TASK OBJECTIVE
The records below need retyping in full; give them again exactly.

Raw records
━━━━

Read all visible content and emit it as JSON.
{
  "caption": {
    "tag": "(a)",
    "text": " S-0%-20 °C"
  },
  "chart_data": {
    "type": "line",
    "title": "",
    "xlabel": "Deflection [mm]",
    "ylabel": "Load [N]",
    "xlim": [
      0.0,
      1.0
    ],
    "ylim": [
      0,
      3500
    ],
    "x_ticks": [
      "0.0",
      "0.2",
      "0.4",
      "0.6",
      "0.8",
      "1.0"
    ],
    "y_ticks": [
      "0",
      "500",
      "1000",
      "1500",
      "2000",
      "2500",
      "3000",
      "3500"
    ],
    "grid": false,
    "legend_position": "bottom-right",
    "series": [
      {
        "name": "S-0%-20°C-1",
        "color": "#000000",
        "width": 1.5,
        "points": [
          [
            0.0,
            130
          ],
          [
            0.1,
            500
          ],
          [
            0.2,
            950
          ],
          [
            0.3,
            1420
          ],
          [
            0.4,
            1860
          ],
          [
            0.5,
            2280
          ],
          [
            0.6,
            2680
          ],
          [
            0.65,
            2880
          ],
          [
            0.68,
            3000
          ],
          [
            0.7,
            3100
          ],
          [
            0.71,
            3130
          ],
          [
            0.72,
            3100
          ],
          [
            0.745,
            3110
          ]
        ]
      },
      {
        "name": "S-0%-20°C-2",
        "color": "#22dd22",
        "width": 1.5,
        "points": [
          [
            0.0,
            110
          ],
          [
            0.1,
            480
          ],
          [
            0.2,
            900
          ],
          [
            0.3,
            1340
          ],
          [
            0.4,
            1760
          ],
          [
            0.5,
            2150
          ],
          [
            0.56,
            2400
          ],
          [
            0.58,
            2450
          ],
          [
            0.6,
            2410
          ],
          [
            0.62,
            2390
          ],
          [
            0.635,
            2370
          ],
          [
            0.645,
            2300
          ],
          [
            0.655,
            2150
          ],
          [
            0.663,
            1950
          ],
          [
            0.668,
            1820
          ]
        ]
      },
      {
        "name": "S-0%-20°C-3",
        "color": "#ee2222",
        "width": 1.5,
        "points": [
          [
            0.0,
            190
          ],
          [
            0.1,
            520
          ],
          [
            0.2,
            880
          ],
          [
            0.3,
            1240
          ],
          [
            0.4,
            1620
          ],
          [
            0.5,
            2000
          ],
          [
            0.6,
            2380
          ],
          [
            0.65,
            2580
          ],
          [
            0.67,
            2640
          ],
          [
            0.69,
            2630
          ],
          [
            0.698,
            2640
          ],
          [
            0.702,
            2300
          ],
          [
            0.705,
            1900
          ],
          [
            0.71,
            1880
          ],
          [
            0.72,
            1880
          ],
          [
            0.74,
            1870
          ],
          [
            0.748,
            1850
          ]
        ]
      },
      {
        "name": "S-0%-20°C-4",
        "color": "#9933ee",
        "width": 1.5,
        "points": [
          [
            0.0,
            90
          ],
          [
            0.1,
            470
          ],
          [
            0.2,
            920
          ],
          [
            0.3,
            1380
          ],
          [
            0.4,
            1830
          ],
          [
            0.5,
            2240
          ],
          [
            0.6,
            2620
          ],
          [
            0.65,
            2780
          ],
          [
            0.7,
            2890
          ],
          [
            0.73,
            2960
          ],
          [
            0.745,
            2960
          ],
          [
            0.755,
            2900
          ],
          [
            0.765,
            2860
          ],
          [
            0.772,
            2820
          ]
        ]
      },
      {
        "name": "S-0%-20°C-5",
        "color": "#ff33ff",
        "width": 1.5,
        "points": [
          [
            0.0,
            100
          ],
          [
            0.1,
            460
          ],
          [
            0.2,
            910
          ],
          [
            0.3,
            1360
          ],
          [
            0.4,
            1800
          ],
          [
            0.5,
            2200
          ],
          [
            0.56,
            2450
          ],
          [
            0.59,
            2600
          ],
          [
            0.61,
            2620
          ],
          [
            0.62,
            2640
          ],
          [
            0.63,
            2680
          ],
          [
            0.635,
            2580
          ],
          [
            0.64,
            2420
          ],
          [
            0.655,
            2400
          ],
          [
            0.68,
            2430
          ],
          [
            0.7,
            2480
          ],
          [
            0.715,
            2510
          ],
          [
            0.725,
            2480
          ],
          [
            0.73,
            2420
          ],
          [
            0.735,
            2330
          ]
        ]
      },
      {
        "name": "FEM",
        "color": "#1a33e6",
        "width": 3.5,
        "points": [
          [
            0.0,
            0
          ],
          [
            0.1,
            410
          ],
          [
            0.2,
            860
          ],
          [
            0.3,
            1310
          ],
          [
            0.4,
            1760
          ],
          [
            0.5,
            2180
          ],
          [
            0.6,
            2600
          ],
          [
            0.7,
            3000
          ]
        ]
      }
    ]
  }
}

━━━━

RIGHT ANSWER
Read all visible content and emit it as JSON.
{
  "caption": {
    "tag": "(a)",
    "text": " S-0%-20 °C"
  },
  "chart_data": {
    "type": "line",
    "title": "",
    "xlabel": "Deflection [mm]",
    "ylabel": "Load [N]",
    "xlim": [
      0.0,
      1.0
    ],
    "ylim": [
      0,
      3500
    ],
    "x_ticks": [
      "0.0",
      "0.2",
      "0.4",
      "0.6",
      "0.8",
      "1.0"
    ],
    "y_ticks": [
      "0",
      "500",
      "1000",
      "1500",
      "2000",
      "2500",
      "3000",
      "3500"
    ],
    "grid": false,
    "legend_position": "bottom-right",
    "series": [
      {
        "name": "S-0%-20°C-1",
        "color": "#000000",
        "width": 1.5,
        "points": [
          [
            0.0,
            130
          ],
          [
            0.1,
            500
          ],
          [
            0.2,
            950
          ],
          [
            0.3,
            1420
          ],
          [
            0.4,
            1860
          ],
          [
            0.5,
            2280
          ],
          [
            0.6,
            2680
          ],
          [
            0.65,
            2880
          ],
          [
            0.68,
            3000
          ],
          [
            0.7,
            3100
          ],
          [
            0.71,
            3130
          ],
          [
            0.72,
            3100
          ],
          [
            0.745,
            3110
          ]
        ]
      },
      {
        "name": "S-0%-20°C-2",
        "color": "#22dd22",
        "width": 1.5,
        "points": [
          [
            0.0,
            110
          ],
          [
            0.1,
            480
          ],
          [
            0.2,
            900
          ],
          [
            0.3,
            1340
          ],
          [
            0.4,
            1760
          ],
          [
            0.5,
            2150
          ],
          [
            0.56,
            2400
          ],
          [
            0.58,
            2450
          ],
          [
            0.6,
            2410
          ],
          [
            0.62,
            2390
          ],
          [
            0.635,
            2370
          ],
          [
            0.645,
            2300
          ],
          [
            0.655,
            2150
          ],
          [
            0.663,
            1950
          ],
          [
            0.668,
            1820
          ]
        ]
      },
      {
        "name": "S-0%-20°C-3",
        "color": "#ee2222",
        "width": 1.5,
        "points": [
          [
            0.0,
            190
          ],
          [
            0.1,
            520
          ],
          [
            0.2,
            880
          ],
          [
            0.3,
            1240
          ],
          [
            0.4,
            1620
          ],
          [
            0.5,
            2000
          ],
          [
            0.6,
            2380
          ],
          [
            0.65,
            2580
          ],
          [
            0.67,
            2640
          ],
          [
            0.69,
            2630
          ],
          [
            0.698,
            2640
          ],
          [
            0.702,
            2300
          ],
          [
            0.705,
            1900
          ],
          [
            0.71,
            1880
          ],
          [
            0.72,
            1880
          ],
          [
            0.74,
            1870
          ],
          [
            0.748,
            1850
          ]
        ]
      },
      {
        "name": "S-0%-20°C-4",
        "color": "#9933ee",
        "width": 1.5,
        "points": [
          [
            0.0,
            90
          ],
          [
            0.1,
            470
          ],
          [
            0.2,
            920
          ],
          [
            0.3,
            1380
          ],
          [
            0.4,
            1830
          ],
          [
            0.5,
            2240
          ],
          [
            0.6,
            2620
          ],
          [
            0.65,
            2780
          ],
          [
            0.7,
            2890
          ],
          [
            0.73,
            2960
          ],
          [
            0.745,
            2960
          ],
          [
            0.755,
            2900
          ],
          [
            0.765,
            2860
          ],
          [
            0.772,
            2820
          ]
        ]
      },
      {
        "name": "S-0%-20°C-5",
        "color": "#ff33ff",
        "width": 1.5,
        "points": [
          [
            0.0,
            100
          ],
          [
            0.1,
            460
          ],
          [
            0.2,
            910
          ],
          [
            0.3,
            1360
          ],
          [
            0.4,
            1800
          ],
          [
            0.5,
            2200
          ],
          [
            0.56,
            2450
          ],
          [
            0.59,
            2600
          ],
          [
            0.61,
            2620
          ],
          [
            0.62,
            2640
          ],
          [
            0.63,
            2680
          ],
          [
            0.635,
            2580
          ],
          [
            0.64,
            2420
          ],
          [
            0.655,
            2400
          ],
          [
            0.68,
            2430
          ],
          [
            0.7,
            2480
          ],
          [
            0.715,
            2510
          ],
          [
            0.725,
            2480
          ],
          [
            0.73,
            2420
          ],
          [
            0.735,
            2330
          ]
        ]
      },
      {
        "name": "FEM",
        "color": "#1a33e6",
        "width": 3.5,
        "points": [
          [
            0.0,
            0
          ],
          [
            0.1,
            410
          ],
          [
            0.2,
            860
          ],
          [
            0.3,
            1310
          ],
          [
            0.4,
            1760
          ],
          [
            0.5,
            2180
          ],
          [
            0.6,
            2600
          ],
          [
            0.7,
            3000
          ]
        ]
      }
    ]
  }
}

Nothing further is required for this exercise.